══ Data in this exercise

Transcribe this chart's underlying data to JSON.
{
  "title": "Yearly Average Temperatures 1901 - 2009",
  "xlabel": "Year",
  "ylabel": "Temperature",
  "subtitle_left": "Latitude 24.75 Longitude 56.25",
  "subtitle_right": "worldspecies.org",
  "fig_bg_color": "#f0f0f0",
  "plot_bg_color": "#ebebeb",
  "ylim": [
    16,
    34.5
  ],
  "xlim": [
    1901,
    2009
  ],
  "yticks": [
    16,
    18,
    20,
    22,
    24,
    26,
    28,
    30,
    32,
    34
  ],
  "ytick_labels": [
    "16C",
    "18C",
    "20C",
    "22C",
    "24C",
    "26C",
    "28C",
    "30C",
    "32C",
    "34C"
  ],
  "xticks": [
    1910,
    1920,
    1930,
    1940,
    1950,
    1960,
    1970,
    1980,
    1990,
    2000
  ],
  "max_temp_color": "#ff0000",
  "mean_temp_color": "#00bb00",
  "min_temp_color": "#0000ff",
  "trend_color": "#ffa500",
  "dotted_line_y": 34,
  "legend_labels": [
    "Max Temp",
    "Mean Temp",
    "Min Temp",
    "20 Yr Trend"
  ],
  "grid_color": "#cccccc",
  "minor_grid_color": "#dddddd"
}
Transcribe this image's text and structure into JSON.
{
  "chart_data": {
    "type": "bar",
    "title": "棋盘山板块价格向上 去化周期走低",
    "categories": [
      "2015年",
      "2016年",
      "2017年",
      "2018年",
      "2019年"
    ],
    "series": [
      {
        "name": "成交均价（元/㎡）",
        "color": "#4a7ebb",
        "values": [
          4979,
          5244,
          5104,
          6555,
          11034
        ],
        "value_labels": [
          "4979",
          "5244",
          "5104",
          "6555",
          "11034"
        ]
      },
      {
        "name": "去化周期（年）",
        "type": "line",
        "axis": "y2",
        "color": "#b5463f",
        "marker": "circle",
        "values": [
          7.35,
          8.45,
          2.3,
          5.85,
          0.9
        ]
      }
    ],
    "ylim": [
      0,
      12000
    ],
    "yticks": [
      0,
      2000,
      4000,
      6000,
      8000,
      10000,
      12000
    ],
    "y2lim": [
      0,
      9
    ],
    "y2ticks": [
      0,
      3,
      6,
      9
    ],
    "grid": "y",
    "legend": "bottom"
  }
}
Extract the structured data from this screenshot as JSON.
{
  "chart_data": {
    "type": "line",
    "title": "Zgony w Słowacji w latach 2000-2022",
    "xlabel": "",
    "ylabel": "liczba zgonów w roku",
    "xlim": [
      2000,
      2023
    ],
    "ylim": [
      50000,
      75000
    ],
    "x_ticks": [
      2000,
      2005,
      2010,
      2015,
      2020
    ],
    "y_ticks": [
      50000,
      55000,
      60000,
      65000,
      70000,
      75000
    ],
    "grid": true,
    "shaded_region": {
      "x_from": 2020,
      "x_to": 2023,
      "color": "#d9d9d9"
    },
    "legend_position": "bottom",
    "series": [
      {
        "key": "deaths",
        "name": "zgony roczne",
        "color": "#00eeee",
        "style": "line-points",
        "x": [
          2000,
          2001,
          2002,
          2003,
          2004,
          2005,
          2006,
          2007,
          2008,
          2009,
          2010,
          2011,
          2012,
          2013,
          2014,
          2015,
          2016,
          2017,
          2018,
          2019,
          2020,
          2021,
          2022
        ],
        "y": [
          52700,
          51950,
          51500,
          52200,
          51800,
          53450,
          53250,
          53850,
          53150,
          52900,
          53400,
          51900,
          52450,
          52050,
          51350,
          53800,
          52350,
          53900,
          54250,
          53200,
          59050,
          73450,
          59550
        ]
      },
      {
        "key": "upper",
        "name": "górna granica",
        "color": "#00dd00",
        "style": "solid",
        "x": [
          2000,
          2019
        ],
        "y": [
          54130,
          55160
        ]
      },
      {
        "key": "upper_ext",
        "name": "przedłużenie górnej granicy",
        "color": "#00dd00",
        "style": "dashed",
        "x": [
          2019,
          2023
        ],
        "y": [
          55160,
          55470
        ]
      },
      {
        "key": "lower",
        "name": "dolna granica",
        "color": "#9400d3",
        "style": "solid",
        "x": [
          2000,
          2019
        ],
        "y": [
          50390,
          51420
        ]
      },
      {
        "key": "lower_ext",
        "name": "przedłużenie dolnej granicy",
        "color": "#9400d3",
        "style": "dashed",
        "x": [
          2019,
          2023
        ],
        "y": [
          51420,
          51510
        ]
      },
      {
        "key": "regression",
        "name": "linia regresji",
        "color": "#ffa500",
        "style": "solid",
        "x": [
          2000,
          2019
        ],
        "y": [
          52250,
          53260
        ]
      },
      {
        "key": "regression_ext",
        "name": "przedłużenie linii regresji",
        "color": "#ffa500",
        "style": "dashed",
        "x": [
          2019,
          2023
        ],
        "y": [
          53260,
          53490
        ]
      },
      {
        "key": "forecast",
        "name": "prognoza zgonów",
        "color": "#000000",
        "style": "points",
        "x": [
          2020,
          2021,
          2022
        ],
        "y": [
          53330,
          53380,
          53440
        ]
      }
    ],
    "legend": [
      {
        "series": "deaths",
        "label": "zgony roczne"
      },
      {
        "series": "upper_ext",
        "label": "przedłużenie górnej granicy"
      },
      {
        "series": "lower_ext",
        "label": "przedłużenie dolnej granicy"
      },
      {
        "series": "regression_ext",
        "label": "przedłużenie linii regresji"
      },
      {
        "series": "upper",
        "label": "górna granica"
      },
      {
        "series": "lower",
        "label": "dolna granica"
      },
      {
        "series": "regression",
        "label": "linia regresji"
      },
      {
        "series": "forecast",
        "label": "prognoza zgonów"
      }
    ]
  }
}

════
══ Data in this exercise

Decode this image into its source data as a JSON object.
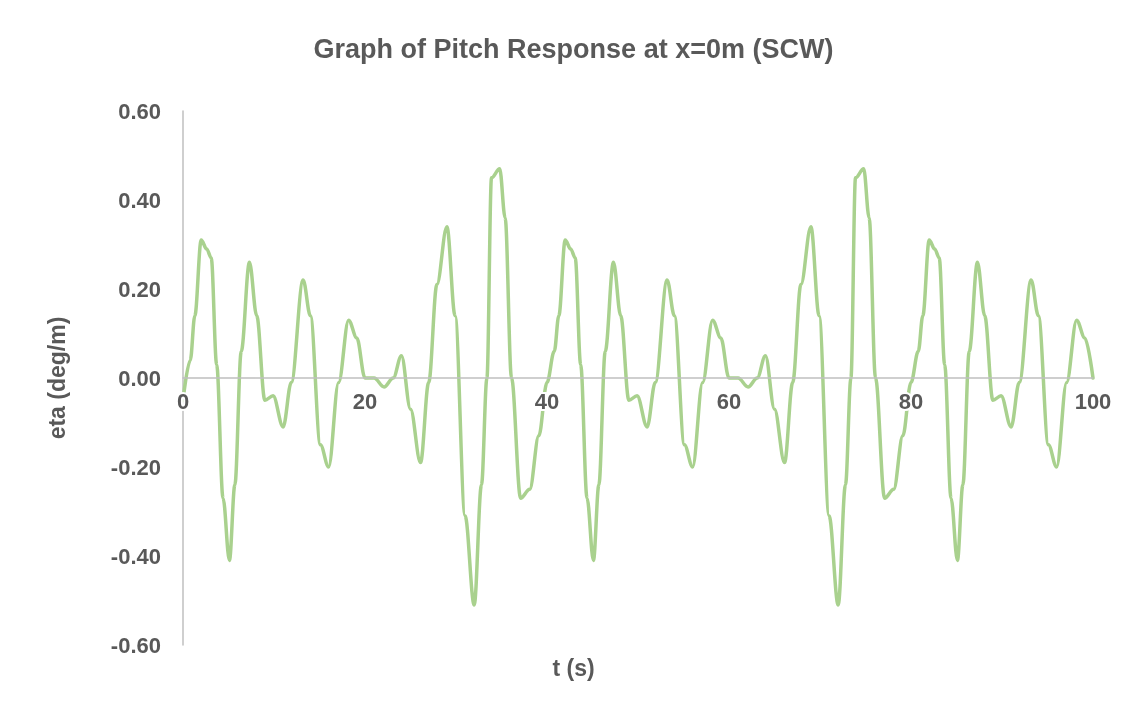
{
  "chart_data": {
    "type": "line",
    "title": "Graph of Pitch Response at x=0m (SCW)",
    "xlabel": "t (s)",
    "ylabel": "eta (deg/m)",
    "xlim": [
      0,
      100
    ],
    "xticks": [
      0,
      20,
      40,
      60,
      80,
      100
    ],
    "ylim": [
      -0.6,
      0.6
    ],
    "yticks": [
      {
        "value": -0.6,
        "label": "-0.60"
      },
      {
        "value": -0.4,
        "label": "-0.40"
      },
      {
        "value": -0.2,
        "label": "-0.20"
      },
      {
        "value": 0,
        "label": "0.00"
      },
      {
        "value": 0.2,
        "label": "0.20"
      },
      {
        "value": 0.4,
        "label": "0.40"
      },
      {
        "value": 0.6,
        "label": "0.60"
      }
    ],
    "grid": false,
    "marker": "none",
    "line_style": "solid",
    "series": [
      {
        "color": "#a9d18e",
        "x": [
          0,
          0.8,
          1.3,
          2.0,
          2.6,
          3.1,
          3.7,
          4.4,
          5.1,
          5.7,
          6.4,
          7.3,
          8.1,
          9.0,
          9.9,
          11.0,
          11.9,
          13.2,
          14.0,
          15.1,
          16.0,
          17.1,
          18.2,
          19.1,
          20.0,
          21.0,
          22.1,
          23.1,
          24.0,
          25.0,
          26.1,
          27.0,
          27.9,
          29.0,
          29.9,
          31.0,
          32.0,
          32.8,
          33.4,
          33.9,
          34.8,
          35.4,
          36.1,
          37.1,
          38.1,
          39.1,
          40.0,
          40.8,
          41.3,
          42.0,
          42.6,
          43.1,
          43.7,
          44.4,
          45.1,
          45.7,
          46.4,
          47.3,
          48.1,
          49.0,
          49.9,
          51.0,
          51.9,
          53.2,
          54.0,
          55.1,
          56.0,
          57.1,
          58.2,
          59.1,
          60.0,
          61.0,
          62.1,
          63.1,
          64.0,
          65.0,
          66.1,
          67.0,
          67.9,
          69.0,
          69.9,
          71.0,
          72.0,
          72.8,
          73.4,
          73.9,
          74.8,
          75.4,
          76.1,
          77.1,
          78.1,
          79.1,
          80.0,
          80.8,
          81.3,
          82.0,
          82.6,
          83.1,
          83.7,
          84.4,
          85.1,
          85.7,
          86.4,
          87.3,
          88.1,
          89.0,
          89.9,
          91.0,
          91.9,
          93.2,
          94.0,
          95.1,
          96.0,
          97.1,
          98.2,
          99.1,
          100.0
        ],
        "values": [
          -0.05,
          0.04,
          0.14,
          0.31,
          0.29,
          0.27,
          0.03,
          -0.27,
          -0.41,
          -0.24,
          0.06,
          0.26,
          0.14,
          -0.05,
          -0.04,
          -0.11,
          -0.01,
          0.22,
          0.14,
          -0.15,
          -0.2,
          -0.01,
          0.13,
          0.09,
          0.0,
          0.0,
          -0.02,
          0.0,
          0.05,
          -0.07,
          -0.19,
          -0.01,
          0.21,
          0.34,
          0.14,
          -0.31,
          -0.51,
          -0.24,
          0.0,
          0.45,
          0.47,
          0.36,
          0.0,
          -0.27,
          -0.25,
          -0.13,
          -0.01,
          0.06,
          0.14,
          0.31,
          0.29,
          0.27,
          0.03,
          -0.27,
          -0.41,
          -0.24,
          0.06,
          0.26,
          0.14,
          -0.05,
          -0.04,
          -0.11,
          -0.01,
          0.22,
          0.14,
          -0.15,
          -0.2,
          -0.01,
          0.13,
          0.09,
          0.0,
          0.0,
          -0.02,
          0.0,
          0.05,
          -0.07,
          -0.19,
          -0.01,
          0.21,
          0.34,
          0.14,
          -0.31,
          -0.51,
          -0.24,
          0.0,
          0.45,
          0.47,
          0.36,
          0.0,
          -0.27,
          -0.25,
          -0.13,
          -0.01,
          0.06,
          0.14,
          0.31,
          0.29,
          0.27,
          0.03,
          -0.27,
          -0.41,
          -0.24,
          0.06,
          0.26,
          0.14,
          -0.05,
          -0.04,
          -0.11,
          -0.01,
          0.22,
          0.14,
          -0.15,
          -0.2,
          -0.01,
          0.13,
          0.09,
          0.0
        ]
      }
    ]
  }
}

════

Task to carry out:
Scan the material above. Copy each line where "image" occurs.

Solution:
Transcribe this image's text and structure into JSON.
Decode this image into its source data as a JSON object.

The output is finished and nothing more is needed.